### Material supplied:
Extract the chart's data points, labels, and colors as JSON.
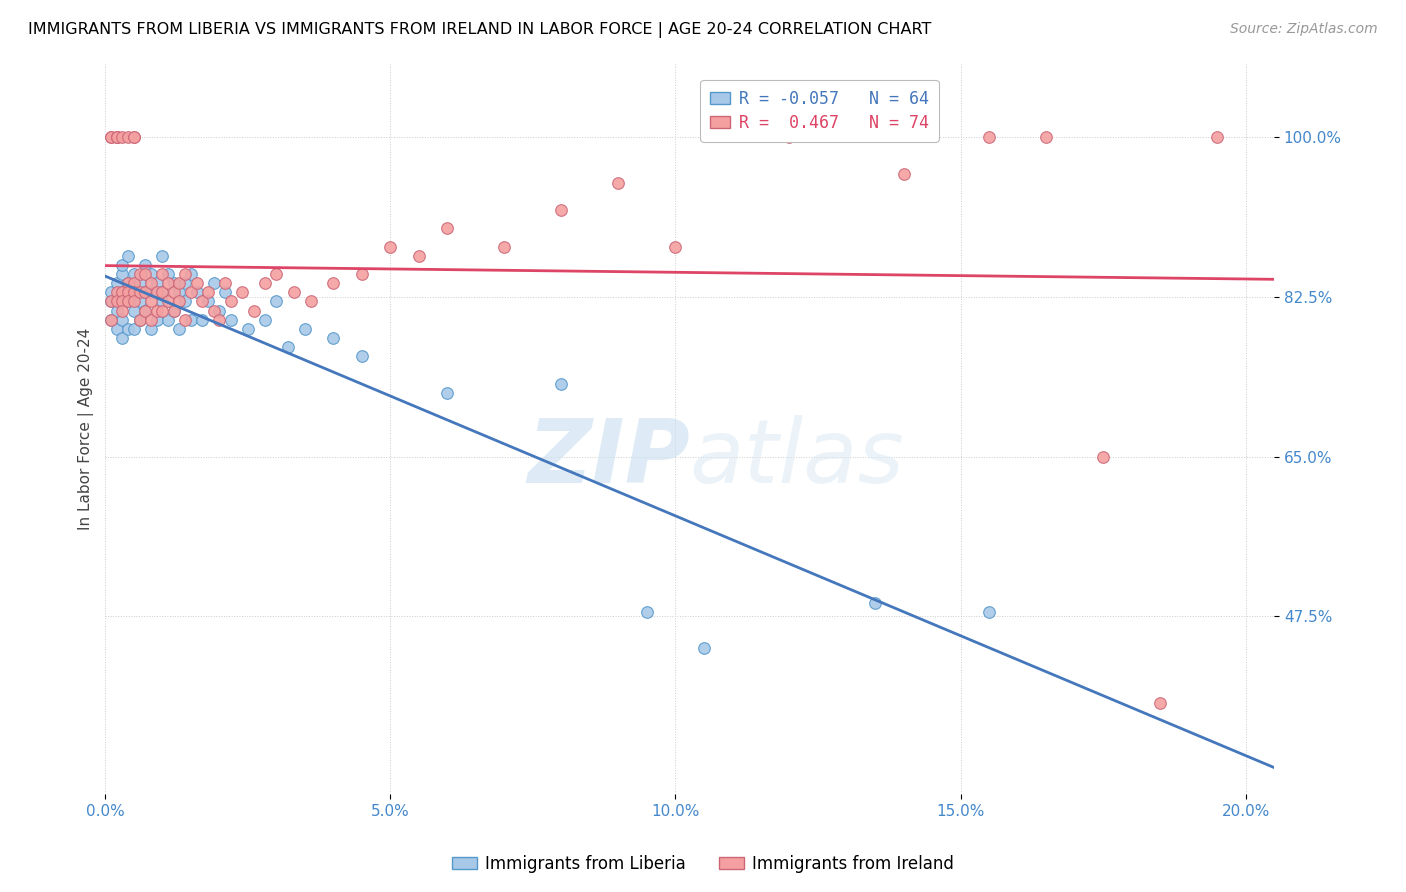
{
  "title": "IMMIGRANTS FROM LIBERIA VS IMMIGRANTS FROM IRELAND IN LABOR FORCE | AGE 20-24 CORRELATION CHART",
  "source": "Source: ZipAtlas.com",
  "xlabel_ticks": [
    "0.0%",
    "5.0%",
    "10.0%",
    "15.0%",
    "20.0%"
  ],
  "xlabel_tick_vals": [
    0.0,
    0.05,
    0.1,
    0.15,
    0.2
  ],
  "ylabel_ticks": [
    "47.5%",
    "65.0%",
    "82.5%",
    "100.0%"
  ],
  "ylabel_tick_vals": [
    0.475,
    0.65,
    0.825,
    1.0
  ],
  "ylabel_label": "In Labor Force | Age 20-24",
  "legend_labels": [
    "Immigrants from Liberia",
    "Immigrants from Ireland"
  ],
  "R_liberia": -0.057,
  "N_liberia": 64,
  "R_ireland": 0.467,
  "N_ireland": 74,
  "blue_color": "#a8c8e8",
  "blue_edge_color": "#5599cc",
  "pink_color": "#f4a0a0",
  "pink_edge_color": "#cc6677",
  "blue_line_color": "#4477bb",
  "pink_line_color": "#dd4466",
  "watermark_color": "#ddeeff",
  "xlim": [
    0.0,
    0.205
  ],
  "ylim": [
    0.28,
    1.08
  ],
  "liberia_x": [
    0.001,
    0.001,
    0.001,
    0.002,
    0.002,
    0.002,
    0.002,
    0.003,
    0.003,
    0.003,
    0.003,
    0.003,
    0.004,
    0.004,
    0.004,
    0.004,
    0.005,
    0.005,
    0.005,
    0.005,
    0.006,
    0.006,
    0.006,
    0.007,
    0.007,
    0.007,
    0.008,
    0.008,
    0.008,
    0.009,
    0.009,
    0.01,
    0.01,
    0.01,
    0.011,
    0.011,
    0.012,
    0.012,
    0.013,
    0.013,
    0.014,
    0.014,
    0.015,
    0.015,
    0.016,
    0.017,
    0.018,
    0.019,
    0.02,
    0.021,
    0.022,
    0.025,
    0.028,
    0.03,
    0.032,
    0.035,
    0.04,
    0.045,
    0.06,
    0.08,
    0.095,
    0.105,
    0.135,
    0.155
  ],
  "liberia_y": [
    0.82,
    0.8,
    0.83,
    0.79,
    0.84,
    0.82,
    0.81,
    0.83,
    0.85,
    0.8,
    0.78,
    0.86,
    0.84,
    0.79,
    0.87,
    0.82,
    0.83,
    0.81,
    0.85,
    0.79,
    0.84,
    0.82,
    0.8,
    0.86,
    0.83,
    0.81,
    0.85,
    0.79,
    0.83,
    0.84,
    0.8,
    0.87,
    0.82,
    0.83,
    0.85,
    0.8,
    0.84,
    0.81,
    0.83,
    0.79,
    0.84,
    0.82,
    0.8,
    0.85,
    0.83,
    0.8,
    0.82,
    0.84,
    0.81,
    0.83,
    0.8,
    0.79,
    0.8,
    0.82,
    0.77,
    0.79,
    0.78,
    0.76,
    0.72,
    0.73,
    0.48,
    0.44,
    0.49,
    0.48
  ],
  "ireland_x": [
    0.001,
    0.001,
    0.001,
    0.001,
    0.002,
    0.002,
    0.002,
    0.002,
    0.002,
    0.003,
    0.003,
    0.003,
    0.003,
    0.004,
    0.004,
    0.004,
    0.004,
    0.005,
    0.005,
    0.005,
    0.005,
    0.005,
    0.006,
    0.006,
    0.006,
    0.007,
    0.007,
    0.007,
    0.008,
    0.008,
    0.008,
    0.009,
    0.009,
    0.01,
    0.01,
    0.01,
    0.011,
    0.011,
    0.012,
    0.012,
    0.013,
    0.013,
    0.014,
    0.014,
    0.015,
    0.016,
    0.017,
    0.018,
    0.019,
    0.02,
    0.021,
    0.022,
    0.024,
    0.026,
    0.028,
    0.03,
    0.033,
    0.036,
    0.04,
    0.045,
    0.05,
    0.055,
    0.06,
    0.07,
    0.08,
    0.09,
    0.1,
    0.12,
    0.14,
    0.155,
    0.165,
    0.175,
    0.185,
    0.195
  ],
  "ireland_y": [
    0.82,
    0.8,
    1.0,
    1.0,
    1.0,
    1.0,
    0.83,
    0.82,
    1.0,
    1.0,
    0.83,
    0.82,
    0.81,
    1.0,
    0.84,
    0.83,
    0.82,
    1.0,
    1.0,
    0.84,
    0.83,
    0.82,
    0.85,
    0.83,
    0.8,
    0.85,
    0.83,
    0.81,
    0.84,
    0.82,
    0.8,
    0.83,
    0.81,
    0.85,
    0.83,
    0.81,
    0.84,
    0.82,
    0.83,
    0.81,
    0.84,
    0.82,
    0.85,
    0.8,
    0.83,
    0.84,
    0.82,
    0.83,
    0.81,
    0.8,
    0.84,
    0.82,
    0.83,
    0.81,
    0.84,
    0.85,
    0.83,
    0.82,
    0.84,
    0.85,
    0.88,
    0.87,
    0.9,
    0.88,
    0.92,
    0.95,
    0.88,
    1.0,
    0.96,
    1.0,
    1.0,
    0.65,
    0.38,
    1.0
  ]
}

### Your goal:
Repeat the listing in full and exactly. Leave any pictures out.

### Completed exercise:
Extract the chart's data points, labels, and colors as JSON.
{
  "title": "IMMIGRANTS FROM LIBERIA VS IMMIGRANTS FROM IRELAND IN LABOR FORCE | AGE 20-24 CORRELATION CHART",
  "source": "Source: ZipAtlas.com",
  "xlabel_ticks": [
    "0.0%",
    "5.0%",
    "10.0%",
    "15.0%",
    "20.0%"
  ],
  "xlabel_tick_vals": [
    0.0,
    0.05,
    0.1,
    0.15,
    0.2
  ],
  "ylabel_ticks": [
    "47.5%",
    "65.0%",
    "82.5%",
    "100.0%"
  ],
  "ylabel_tick_vals": [
    0.475,
    0.65,
    0.825,
    1.0
  ],
  "ylabel_label": "In Labor Force | Age 20-24",
  "legend_labels": [
    "Immigrants from Liberia",
    "Immigrants from Ireland"
  ],
  "R_liberia": -0.057,
  "N_liberia": 64,
  "R_ireland": 0.467,
  "N_ireland": 74,
  "blue_color": "#a8c8e8",
  "blue_edge_color": "#5599cc",
  "pink_color": "#f4a0a0",
  "pink_edge_color": "#cc6677",
  "blue_line_color": "#4477bb",
  "pink_line_color": "#dd4466",
  "watermark_color": "#ddeeff",
  "xlim": [
    0.0,
    0.205
  ],
  "ylim": [
    0.28,
    1.08
  ],
  "liberia_x": [
    0.001,
    0.001,
    0.001,
    0.002,
    0.002,
    0.002,
    0.002,
    0.003,
    0.003,
    0.003,
    0.003,
    0.003,
    0.004,
    0.004,
    0.004,
    0.004,
    0.005,
    0.005,
    0.005,
    0.005,
    0.006,
    0.006,
    0.006,
    0.007,
    0.007,
    0.007,
    0.008,
    0.008,
    0.008,
    0.009,
    0.009,
    0.01,
    0.01,
    0.01,
    0.011,
    0.011,
    0.012,
    0.012,
    0.013,
    0.013,
    0.014,
    0.014,
    0.015,
    0.015,
    0.016,
    0.017,
    0.018,
    0.019,
    0.02,
    0.021,
    0.022,
    0.025,
    0.028,
    0.03,
    0.032,
    0.035,
    0.04,
    0.045,
    0.06,
    0.08,
    0.095,
    0.105,
    0.135,
    0.155
  ],
  "liberia_y": [
    0.82,
    0.8,
    0.83,
    0.79,
    0.84,
    0.82,
    0.81,
    0.83,
    0.85,
    0.8,
    0.78,
    0.86,
    0.84,
    0.79,
    0.87,
    0.82,
    0.83,
    0.81,
    0.85,
    0.79,
    0.84,
    0.82,
    0.8,
    0.86,
    0.83,
    0.81,
    0.85,
    0.79,
    0.83,
    0.84,
    0.8,
    0.87,
    0.82,
    0.83,
    0.85,
    0.8,
    0.84,
    0.81,
    0.83,
    0.79,
    0.84,
    0.82,
    0.8,
    0.85,
    0.83,
    0.8,
    0.82,
    0.84,
    0.81,
    0.83,
    0.8,
    0.79,
    0.8,
    0.82,
    0.77,
    0.79,
    0.78,
    0.76,
    0.72,
    0.73,
    0.48,
    0.44,
    0.49,
    0.48
  ],
  "ireland_x": [
    0.001,
    0.001,
    0.001,
    0.001,
    0.002,
    0.002,
    0.002,
    0.002,
    0.002,
    0.003,
    0.003,
    0.003,
    0.003,
    0.004,
    0.004,
    0.004,
    0.004,
    0.005,
    0.005,
    0.005,
    0.005,
    0.005,
    0.006,
    0.006,
    0.006,
    0.007,
    0.007,
    0.007,
    0.008,
    0.008,
    0.008,
    0.009,
    0.009,
    0.01,
    0.01,
    0.01,
    0.011,
    0.011,
    0.012,
    0.012,
    0.013,
    0.013,
    0.014,
    0.014,
    0.015,
    0.016,
    0.017,
    0.018,
    0.019,
    0.02,
    0.021,
    0.022,
    0.024,
    0.026,
    0.028,
    0.03,
    0.033,
    0.036,
    0.04,
    0.045,
    0.05,
    0.055,
    0.06,
    0.07,
    0.08,
    0.09,
    0.1,
    0.12,
    0.14,
    0.155,
    0.165,
    0.175,
    0.185,
    0.195
  ],
  "ireland_y": [
    0.82,
    0.8,
    1.0,
    1.0,
    1.0,
    1.0,
    0.83,
    0.82,
    1.0,
    1.0,
    0.83,
    0.82,
    0.81,
    1.0,
    0.84,
    0.83,
    0.82,
    1.0,
    1.0,
    0.84,
    0.83,
    0.82,
    0.85,
    0.83,
    0.8,
    0.85,
    0.83,
    0.81,
    0.84,
    0.82,
    0.8,
    0.83,
    0.81,
    0.85,
    0.83,
    0.81,
    0.84,
    0.82,
    0.83,
    0.81,
    0.84,
    0.82,
    0.85,
    0.8,
    0.83,
    0.84,
    0.82,
    0.83,
    0.81,
    0.8,
    0.84,
    0.82,
    0.83,
    0.81,
    0.84,
    0.85,
    0.83,
    0.82,
    0.84,
    0.85,
    0.88,
    0.87,
    0.9,
    0.88,
    0.92,
    0.95,
    0.88,
    1.0,
    0.96,
    1.0,
    1.0,
    0.65,
    0.38,
    1.0
  ]
}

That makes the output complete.